# [What you will do]
How many lines in the entries below contain the string "marker"? Give only the number.

# [Records showing where elements appear]
○ ○ ○ ○ ○

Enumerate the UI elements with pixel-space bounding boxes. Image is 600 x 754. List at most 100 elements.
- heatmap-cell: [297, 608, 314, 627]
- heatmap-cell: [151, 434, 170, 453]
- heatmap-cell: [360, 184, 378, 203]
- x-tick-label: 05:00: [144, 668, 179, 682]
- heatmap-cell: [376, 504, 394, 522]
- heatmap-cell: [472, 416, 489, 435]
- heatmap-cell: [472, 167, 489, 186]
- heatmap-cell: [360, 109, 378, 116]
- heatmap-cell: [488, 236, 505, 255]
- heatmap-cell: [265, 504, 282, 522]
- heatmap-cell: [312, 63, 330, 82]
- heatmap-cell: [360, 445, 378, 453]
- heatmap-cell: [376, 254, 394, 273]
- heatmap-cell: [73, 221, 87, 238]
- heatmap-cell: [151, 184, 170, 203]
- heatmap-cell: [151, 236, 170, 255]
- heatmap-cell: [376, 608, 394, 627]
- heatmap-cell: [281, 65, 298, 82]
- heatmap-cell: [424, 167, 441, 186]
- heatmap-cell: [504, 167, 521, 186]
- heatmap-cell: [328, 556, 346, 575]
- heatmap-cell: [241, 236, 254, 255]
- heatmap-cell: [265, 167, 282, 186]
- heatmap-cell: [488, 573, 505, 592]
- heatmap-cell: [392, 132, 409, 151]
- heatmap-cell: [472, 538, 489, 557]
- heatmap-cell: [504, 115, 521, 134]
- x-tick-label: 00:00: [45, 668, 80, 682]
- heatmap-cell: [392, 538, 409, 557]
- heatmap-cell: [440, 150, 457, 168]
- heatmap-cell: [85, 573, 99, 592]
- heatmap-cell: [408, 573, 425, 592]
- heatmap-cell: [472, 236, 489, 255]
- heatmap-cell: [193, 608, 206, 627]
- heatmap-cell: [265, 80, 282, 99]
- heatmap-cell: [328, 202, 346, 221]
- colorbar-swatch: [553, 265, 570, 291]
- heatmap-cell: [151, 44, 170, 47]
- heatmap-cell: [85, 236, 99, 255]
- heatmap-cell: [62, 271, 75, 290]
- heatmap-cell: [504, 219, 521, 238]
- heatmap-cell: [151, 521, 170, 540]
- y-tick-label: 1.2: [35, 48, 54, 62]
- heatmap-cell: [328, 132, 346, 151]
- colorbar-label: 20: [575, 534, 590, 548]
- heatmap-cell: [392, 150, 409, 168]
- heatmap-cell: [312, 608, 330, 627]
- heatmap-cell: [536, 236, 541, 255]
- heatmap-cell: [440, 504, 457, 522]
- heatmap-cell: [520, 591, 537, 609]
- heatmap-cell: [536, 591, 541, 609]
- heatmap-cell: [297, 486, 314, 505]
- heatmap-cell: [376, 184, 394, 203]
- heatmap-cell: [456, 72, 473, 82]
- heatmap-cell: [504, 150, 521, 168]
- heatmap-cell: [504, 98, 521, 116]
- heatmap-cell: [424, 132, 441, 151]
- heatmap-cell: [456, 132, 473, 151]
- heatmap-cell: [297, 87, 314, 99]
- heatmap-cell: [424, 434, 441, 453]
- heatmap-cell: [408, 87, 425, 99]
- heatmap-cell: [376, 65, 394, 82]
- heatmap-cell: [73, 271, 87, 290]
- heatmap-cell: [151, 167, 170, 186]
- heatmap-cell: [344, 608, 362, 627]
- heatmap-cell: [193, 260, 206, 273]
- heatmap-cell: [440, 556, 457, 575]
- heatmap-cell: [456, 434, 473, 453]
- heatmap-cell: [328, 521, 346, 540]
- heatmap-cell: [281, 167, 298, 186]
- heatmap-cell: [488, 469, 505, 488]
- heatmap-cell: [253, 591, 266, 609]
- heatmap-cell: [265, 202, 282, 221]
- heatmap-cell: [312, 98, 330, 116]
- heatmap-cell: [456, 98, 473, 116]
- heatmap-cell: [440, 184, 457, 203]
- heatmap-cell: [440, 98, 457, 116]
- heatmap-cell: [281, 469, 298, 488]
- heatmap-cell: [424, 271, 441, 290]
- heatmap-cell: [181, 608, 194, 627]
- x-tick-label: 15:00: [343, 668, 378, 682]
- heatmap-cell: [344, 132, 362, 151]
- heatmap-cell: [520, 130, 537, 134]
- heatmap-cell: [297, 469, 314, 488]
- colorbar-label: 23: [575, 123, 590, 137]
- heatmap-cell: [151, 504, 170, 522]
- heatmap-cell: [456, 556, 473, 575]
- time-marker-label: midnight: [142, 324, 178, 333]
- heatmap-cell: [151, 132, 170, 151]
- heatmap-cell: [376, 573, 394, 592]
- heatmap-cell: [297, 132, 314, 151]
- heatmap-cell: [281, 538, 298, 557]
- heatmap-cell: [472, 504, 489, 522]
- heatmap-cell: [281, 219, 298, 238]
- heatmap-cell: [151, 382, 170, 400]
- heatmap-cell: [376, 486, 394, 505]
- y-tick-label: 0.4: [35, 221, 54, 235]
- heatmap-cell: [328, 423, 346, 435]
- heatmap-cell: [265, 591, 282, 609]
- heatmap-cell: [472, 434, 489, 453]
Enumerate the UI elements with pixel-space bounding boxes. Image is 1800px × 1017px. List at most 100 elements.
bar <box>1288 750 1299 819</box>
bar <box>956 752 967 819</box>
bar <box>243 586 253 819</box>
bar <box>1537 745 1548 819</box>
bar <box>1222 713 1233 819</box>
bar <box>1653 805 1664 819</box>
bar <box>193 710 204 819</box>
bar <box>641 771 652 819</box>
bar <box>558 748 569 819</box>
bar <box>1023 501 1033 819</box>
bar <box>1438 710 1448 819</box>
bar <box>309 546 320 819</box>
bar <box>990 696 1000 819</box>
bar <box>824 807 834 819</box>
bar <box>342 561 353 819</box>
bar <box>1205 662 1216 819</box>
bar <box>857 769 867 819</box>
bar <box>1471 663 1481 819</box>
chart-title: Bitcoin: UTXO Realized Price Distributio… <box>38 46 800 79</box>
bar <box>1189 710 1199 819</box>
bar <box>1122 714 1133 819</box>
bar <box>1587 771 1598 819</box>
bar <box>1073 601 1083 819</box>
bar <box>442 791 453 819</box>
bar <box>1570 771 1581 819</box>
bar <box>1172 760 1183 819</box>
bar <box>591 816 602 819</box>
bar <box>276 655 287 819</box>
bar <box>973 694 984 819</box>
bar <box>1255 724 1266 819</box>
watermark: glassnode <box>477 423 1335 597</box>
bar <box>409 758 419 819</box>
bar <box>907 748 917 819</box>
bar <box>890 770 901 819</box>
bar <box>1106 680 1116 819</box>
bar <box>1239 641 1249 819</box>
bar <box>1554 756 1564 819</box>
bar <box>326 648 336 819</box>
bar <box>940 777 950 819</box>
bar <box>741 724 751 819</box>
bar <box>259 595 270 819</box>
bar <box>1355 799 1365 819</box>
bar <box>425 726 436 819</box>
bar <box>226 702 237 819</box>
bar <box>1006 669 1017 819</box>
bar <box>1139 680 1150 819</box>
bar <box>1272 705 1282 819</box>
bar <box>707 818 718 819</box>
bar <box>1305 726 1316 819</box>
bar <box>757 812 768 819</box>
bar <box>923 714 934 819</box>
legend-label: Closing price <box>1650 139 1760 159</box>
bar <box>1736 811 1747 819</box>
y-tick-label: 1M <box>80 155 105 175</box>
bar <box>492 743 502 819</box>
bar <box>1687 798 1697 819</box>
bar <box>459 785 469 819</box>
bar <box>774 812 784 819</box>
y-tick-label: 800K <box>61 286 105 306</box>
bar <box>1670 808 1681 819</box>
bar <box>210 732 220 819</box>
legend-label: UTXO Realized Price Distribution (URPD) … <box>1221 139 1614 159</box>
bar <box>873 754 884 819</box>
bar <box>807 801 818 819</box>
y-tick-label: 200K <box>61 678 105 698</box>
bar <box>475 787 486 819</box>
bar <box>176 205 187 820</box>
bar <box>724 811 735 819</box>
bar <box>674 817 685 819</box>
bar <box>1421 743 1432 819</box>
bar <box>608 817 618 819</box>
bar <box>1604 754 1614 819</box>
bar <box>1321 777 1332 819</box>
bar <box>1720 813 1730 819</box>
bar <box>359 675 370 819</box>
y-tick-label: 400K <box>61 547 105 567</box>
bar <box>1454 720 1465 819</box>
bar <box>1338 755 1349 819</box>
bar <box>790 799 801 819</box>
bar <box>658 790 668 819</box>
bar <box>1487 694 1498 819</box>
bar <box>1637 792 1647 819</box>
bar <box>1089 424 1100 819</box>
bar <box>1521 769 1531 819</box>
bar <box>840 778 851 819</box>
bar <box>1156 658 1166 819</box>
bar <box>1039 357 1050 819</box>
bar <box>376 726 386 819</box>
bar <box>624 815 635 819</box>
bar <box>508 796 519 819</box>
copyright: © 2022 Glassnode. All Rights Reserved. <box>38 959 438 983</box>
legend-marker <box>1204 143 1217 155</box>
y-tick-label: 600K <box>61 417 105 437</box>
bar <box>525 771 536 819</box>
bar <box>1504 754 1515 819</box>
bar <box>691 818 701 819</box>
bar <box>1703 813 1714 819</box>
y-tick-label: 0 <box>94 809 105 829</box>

○ ○ ○ ○ ○

# [Response for this exercise]
2